O exemplo de FHC, mal compreendido pelos tucanos
Em sua coluna, Aluizio Falcão discute o motivo do PSDB escolher pessoas com dificuldades de empolgar os rincões do país, repetindo esse padrão há vinte anos
Da Redação
Publicado em 3 de maio de 2022 às 15h56.
A eleição de Fernando Henrique Cardoso em 1994 foi algo que provocou grandes mudanças no PSDB. A sigla tucana naquele início de década de 1990 era vista como um partido onde havia muitos caciques e poucos índios. De fato, a constelação de políticos que se unira para construir uma proposta de social-democracia europeia no Brasil era notável. Essa galáxia tinha São Paulo como epicentro, de onde vinham alguns de seus fundadores mais nobres: o próprio FHC, José Serra, Franco Montoro e Mario Covas (mais tarde, Geraldo Alckmin seria promovido a este Olimpo partidário).
Com a presidência de Efeagá, o partido cresceu e apareceu, ganhando musculatura no Congresso e elegendo um número razoável de governadores. Mas a fogueira de vaidades continuou a imperar dentro da agremiação. O resultado disso? O partido sempre chegava dividido nas campanhas nacionais.
--
**TAREFA PROPOSTA**
Retorne, sem nenhuma alteração, o trecho do texto sobre o PSDB que vai de "O exemplo de" até "2022 às 15h56.".

(Registros de anotação de layout)
--
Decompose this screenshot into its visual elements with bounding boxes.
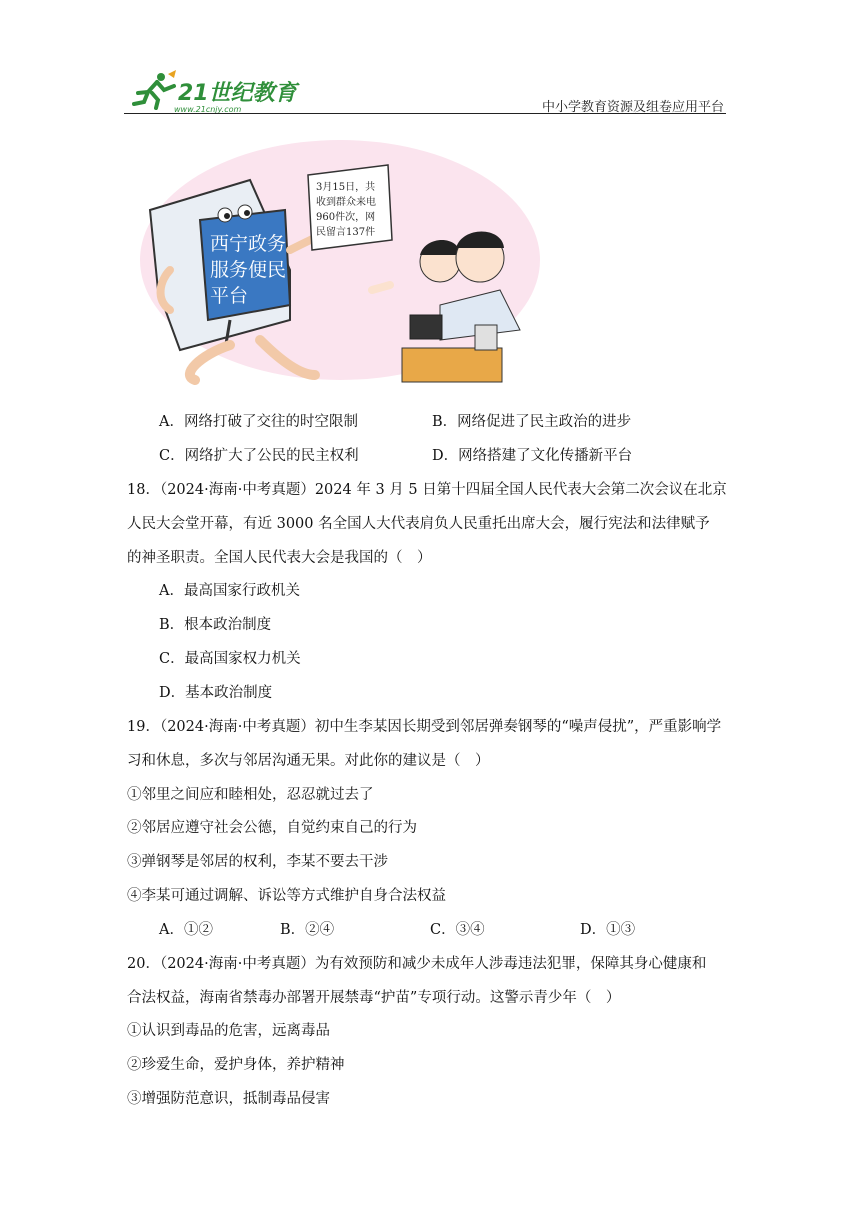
page-header <box>124 66 726 116</box>
screen-text-1: 西宁政务 <box>210 233 287 255</box>
q17-option-a: A．网络打破了交往的时空限制 <box>159 414 358 430</box>
q19-option-b: B．②④ <box>280 922 335 938</box>
q17-option-d: D．网络搭建了文化传播新平台 <box>432 448 633 464</box>
q18-option-d: D．基本政治制度 <box>159 685 273 701</box>
paper-text-1: 3月15日，共 <box>316 182 376 193</box>
q20-item-3: ③增强防范意识，抵制毒品侵害 <box>127 1091 330 1107</box>
q19-option-a: A．①② <box>159 922 213 938</box>
q17-option-b: B．网络促进了民主政治的进步 <box>432 414 632 430</box>
paper-text-3: 960件次，网 <box>316 212 376 223</box>
q20-item-1: ①认识到毒品的危害，远离毒品 <box>127 1023 330 1039</box>
logo-main-text: 21世纪教育 <box>178 81 297 106</box>
q19-item-3: ③弹钢琴是邻居的权利，李某不要去干涉 <box>127 854 388 870</box>
paper-document <box>308 165 392 250</box>
q19-item-1: ①邻里之间应和睦相处，忍忍就过去了 <box>127 787 374 803</box>
q18-stem-line-2: 人民大会堂开幕，有近 3000 名全国人大代表肩负人民重托出席大会，履行宪法和法律赋予 <box>127 516 710 532</box>
q19-option-c: C．③④ <box>430 922 485 938</box>
q19-stem-line-2: 习和休息，多次与邻居沟通无果。对此你的建议是（ ） <box>127 753 490 769</box>
q19-option-d: D．①③ <box>580 922 636 938</box>
logo-url-text: www.21cnjy.com <box>174 105 242 114</box>
q18-stem-line-1: 18．（2024·海南·中考真题）2024 年 3 月 5 日第十四届全国人民代表大会第二次会议在北京 <box>127 482 727 498</box>
q20-item-2: ②珍爱生命，爱护身体，养护精神 <box>127 1057 345 1073</box>
q18-option-c: C．最高国家权力机关 <box>159 651 301 667</box>
paper-text-2: 收到群众来电 <box>316 197 376 208</box>
q20-stem-line-2: 合法权益，海南省禁毒办部署开展禁毒“护苗”专项行动。这警示青少年（ ） <box>127 990 621 1006</box>
q19-item-2: ②邻居应遵守社会公德，自觉约束自己的行为 <box>127 820 417 836</box>
cartoon-illustration <box>140 140 540 390</box>
paper-text-4: 民留言137件 <box>316 227 376 238</box>
q20-stem-line-1: 20．（2024·海南·中考真题）为有效预防和减少未成年人涉毒违法犯罪，保障其身心健康和 <box>127 956 707 972</box>
q19-item-4: ④李某可通过调解、诉讼等方式维护自身合法权益 <box>127 888 446 904</box>
screen-text-3: 平台 <box>210 285 249 307</box>
q18-option-a: A．最高国家行政机关 <box>159 583 300 599</box>
platform-name: 中小学教育资源及组卷应用平台 <box>541 100 724 115</box>
header-divider <box>124 113 726 114</box>
runner-icon <box>134 70 176 108</box>
screen-text-2: 服务便民 <box>210 259 287 281</box>
q18-option-b: B．根本政治制度 <box>159 617 272 633</box>
q17-option-c: C．网络扩大了公民的民主权利 <box>159 448 359 464</box>
logo <box>124 66 304 116</box>
q18-stem-line-3: 的神圣职责。全国人民代表大会是我国的（ ） <box>127 550 432 566</box>
q19-stem-line-1: 19．（2024·海南·中考真题）初中生李某因长期受到邻居弹奏钢琴的“噪声侵扰”，严重影响学 <box>127 719 722 735</box>
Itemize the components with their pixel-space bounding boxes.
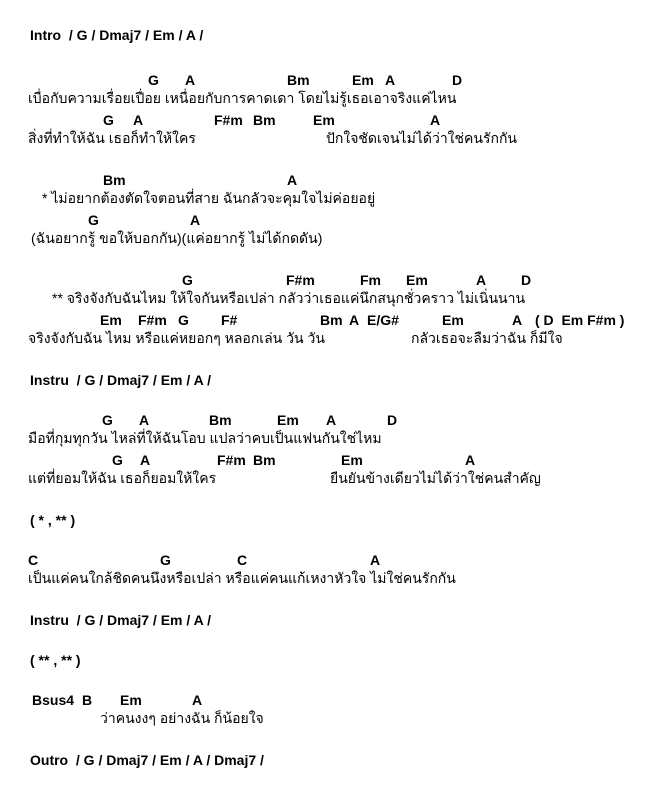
lyric-text: * ไม่อยากต้องตัดใจตอนที่สาย ฉันกลัวจะคุมใจไม่ค่อยอยู่ — [42, 190, 376, 206]
chord-line — [0, 111, 670, 131]
chord-token: Bm — [103, 172, 126, 188]
lyric-line — [0, 89, 670, 109]
chord-token: G — [102, 412, 113, 428]
chord-token: A — [287, 172, 298, 188]
section-label: Intro / G / Dmaj7 / Em / A / — [30, 27, 204, 43]
chord-token: A — [133, 112, 144, 128]
section-label-line — [0, 26, 670, 46]
chord-token: G — [182, 272, 193, 288]
chord-token: D — [387, 412, 398, 428]
chord-token: A — [385, 72, 396, 88]
chord-token: F#m — [138, 312, 167, 328]
chord-token: B — [82, 692, 93, 708]
lyric-line — [0, 189, 670, 209]
chord-token: G — [160, 552, 171, 568]
chord-token: A — [512, 312, 523, 328]
chord-token: ( D Em F#m ) — [535, 312, 625, 328]
chord-line — [0, 691, 670, 711]
chord-token: A — [190, 212, 201, 228]
chord-token: G — [148, 72, 159, 88]
section-label: ( * , ** ) — [30, 512, 76, 528]
chord-token: G — [112, 452, 123, 468]
section-label: Instru / G / Dmaj7 / Em / A / — [30, 612, 212, 628]
lyric-line — [0, 469, 670, 489]
chord-token: Em — [100, 312, 122, 328]
lyric-line — [0, 329, 670, 349]
lyric-line — [0, 569, 670, 589]
chord-token: A — [465, 452, 476, 468]
lyric-text: ยืนยันข้างเดียวไม่ได้ว่าใช่คนสำคัญ — [330, 470, 541, 486]
lyric-text: กลัวเธอจะลืมว่าฉัน ก็มีใจ — [411, 330, 563, 346]
chord-token: Bm — [253, 452, 276, 468]
chord-token: D — [452, 72, 463, 88]
chord-token: G — [103, 112, 114, 128]
chord-token: C — [28, 552, 39, 568]
lyric-line — [0, 709, 670, 729]
chord-token: Em — [313, 112, 335, 128]
section-label: Instru / G / Dmaj7 / Em / A / — [30, 372, 212, 388]
chord-token: A — [430, 112, 441, 128]
section-label-line — [0, 371, 670, 391]
chord-token: F#m — [214, 112, 243, 128]
chord-token: A — [476, 272, 487, 288]
chord-line — [0, 451, 670, 471]
chord-token: F#m — [217, 452, 246, 468]
lyric-line — [0, 229, 670, 249]
lyric-text: เป็นแค่คนใกล้ชิดคนนึงหรือเปล่า หรือแค่คนแก้เหงาหัวใจ ไม่ใช่คนรักกัน — [28, 570, 456, 586]
lyric-line — [0, 289, 670, 309]
chord-token: Bm — [253, 112, 276, 128]
chord-token: Em — [442, 312, 464, 328]
lyric-line — [0, 129, 670, 149]
chord-token: Bm — [320, 312, 343, 328]
chord-token: A — [140, 452, 151, 468]
lyric-text: เบื่อกับความเรื่อยเปื่อย เหนื่อยกับการคาดเดา โดยไม่รู้เธอเอาจริงแค่ไหน — [28, 90, 457, 106]
chord-token: Fm — [360, 272, 381, 288]
lyric-text: ว่าคนงงๆ อย่างฉัน ก็น้อยใจ — [100, 710, 264, 726]
lyric-text: ปักใจชัดเจนไม่ได้ว่าใช่คนรักกัน — [326, 130, 517, 146]
chord-token: A — [349, 312, 360, 328]
chord-token: Bsus4 — [32, 692, 75, 708]
chord-token: Em — [352, 72, 374, 88]
section-label: Outro / G / Dmaj7 / Em / A / Dmaj7 / — [30, 752, 264, 768]
chord-token: A — [139, 412, 150, 428]
chord-token: Em — [406, 272, 428, 288]
chord-line — [0, 211, 670, 231]
chord-token: Em — [341, 452, 363, 468]
chord-token: F# — [221, 312, 238, 328]
section-label-line — [0, 651, 670, 671]
chord-token: A — [370, 552, 381, 568]
chord-line — [0, 551, 670, 571]
chord-line — [0, 271, 670, 291]
chord-line — [0, 71, 670, 91]
lyric-line — [0, 429, 670, 449]
chord-token: E/G# — [367, 312, 399, 328]
chord-line — [0, 311, 670, 331]
chord-line — [0, 171, 670, 191]
section-label-line — [0, 611, 670, 631]
chord-token: G — [178, 312, 189, 328]
chord-token: A — [185, 72, 196, 88]
chord-token: Bm — [209, 412, 232, 428]
lyric-text: จริงจังกับฉัน ไหม หรือแค่หยอกๆ หลอกเล่น วัน วัน — [28, 330, 325, 346]
chord-line — [0, 411, 670, 431]
section-label-line — [0, 751, 670, 771]
lyric-text: (ฉันอยากรู้ ขอให้บอกกัน)(แค่อยากรู้ ไม่ได้กดดัน) — [31, 230, 323, 246]
chord-token: Em — [120, 692, 142, 708]
chord-token: F#m — [286, 272, 315, 288]
section-label: ( ** , ** ) — [30, 652, 81, 668]
lyric-text: แต่ที่ยอมให้ฉัน เธอก็ยอมให้ใคร — [28, 470, 217, 486]
section-label-line — [0, 511, 670, 531]
chord-token: Bm — [287, 72, 310, 88]
chord-token: Em — [277, 412, 299, 428]
lyric-text: สิ่งที่ทำให้ฉัน เธอก็ทำให้ใคร — [28, 130, 196, 146]
chord-token: C — [237, 552, 248, 568]
chord-token: D — [521, 272, 532, 288]
lyric-text: มือที่กุมทุกวัน ไหล่ที่ให้ฉันโอบ แปลว่าคบเป็นแฟนกันใช่ไหม — [28, 430, 382, 446]
chord-token: G — [88, 212, 99, 228]
chord-token: A — [326, 412, 337, 428]
lyric-text: ** จริงจังกับฉันไหม ให้ใจกันหรือเปล่า กลัวว่าเธอแค่นึกสนุกชั่วคราว ไม่เนิ่นนาน — [52, 290, 526, 306]
chord-token: A — [192, 692, 203, 708]
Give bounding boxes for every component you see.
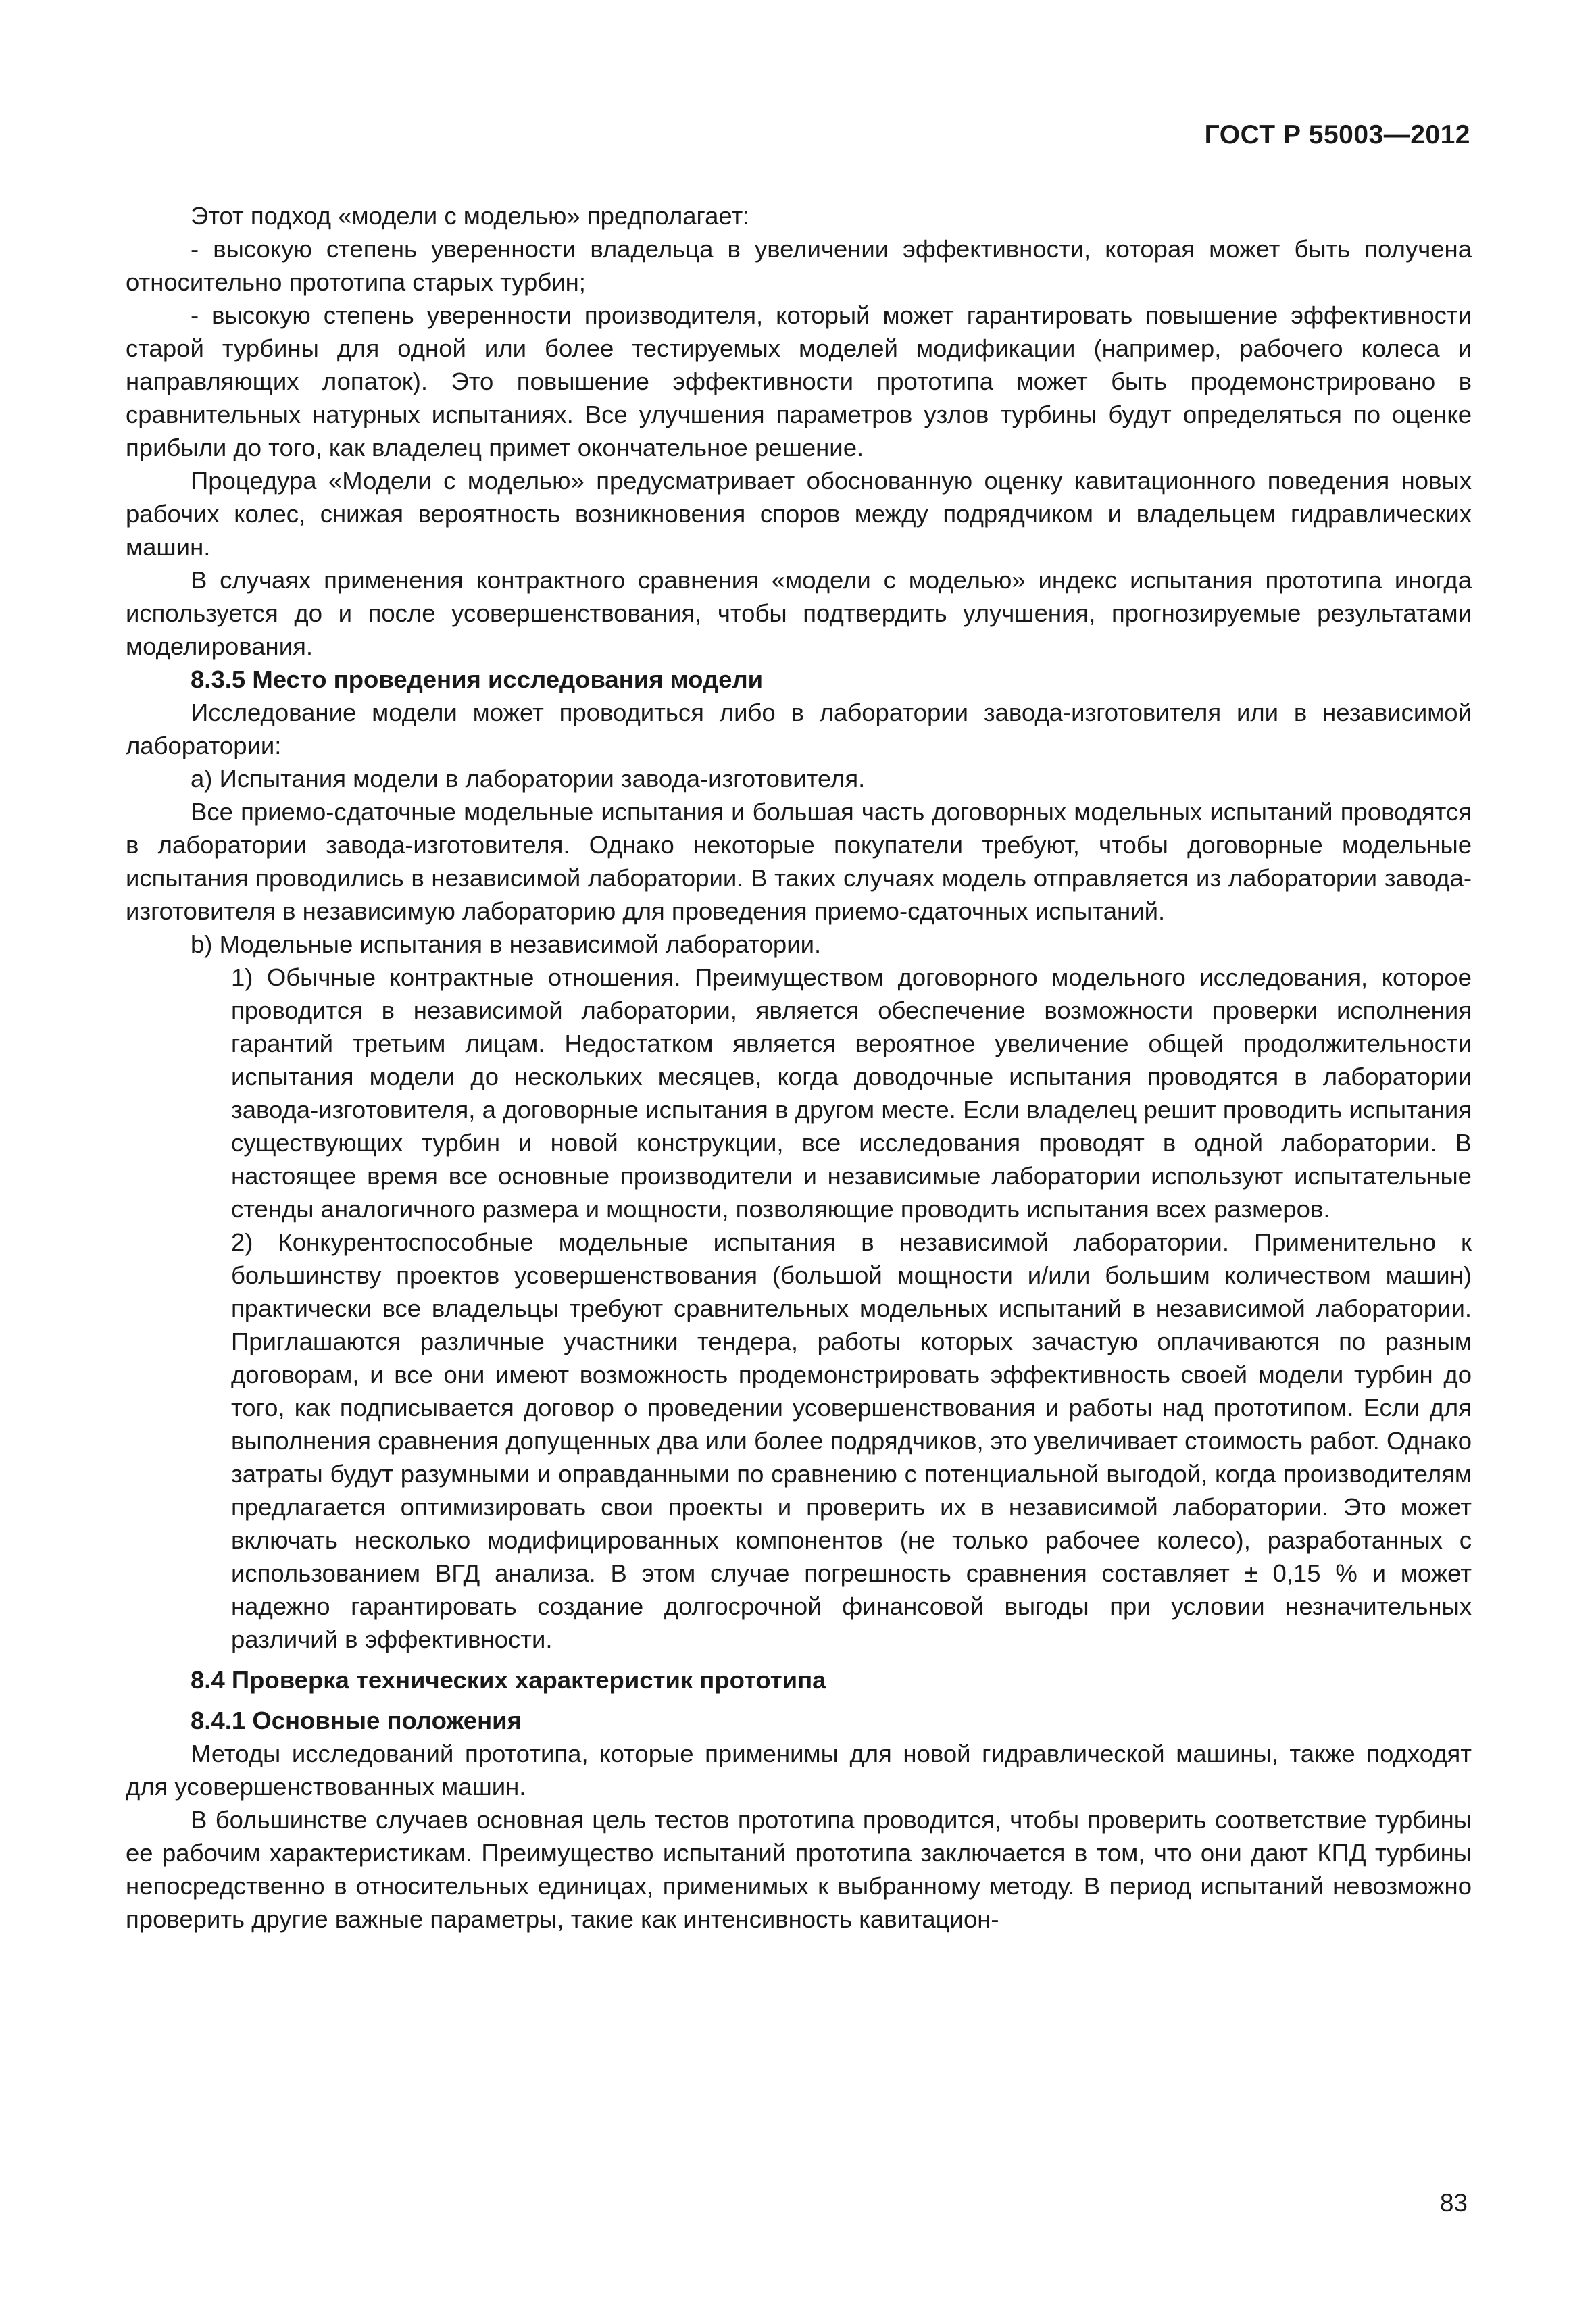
--
**RESPOSTA**
O exemplo de FHC, mal compreendido pelos tucanos
Em sua coluna, Aluizio Falcão discute o motivo do PSDB escolher pessoas com dificuldades de empolgar os rincões do país, repetindo esse padrão há vinte anos
Da Redação
Publicado em 3 de maio de 2022 às 15h56.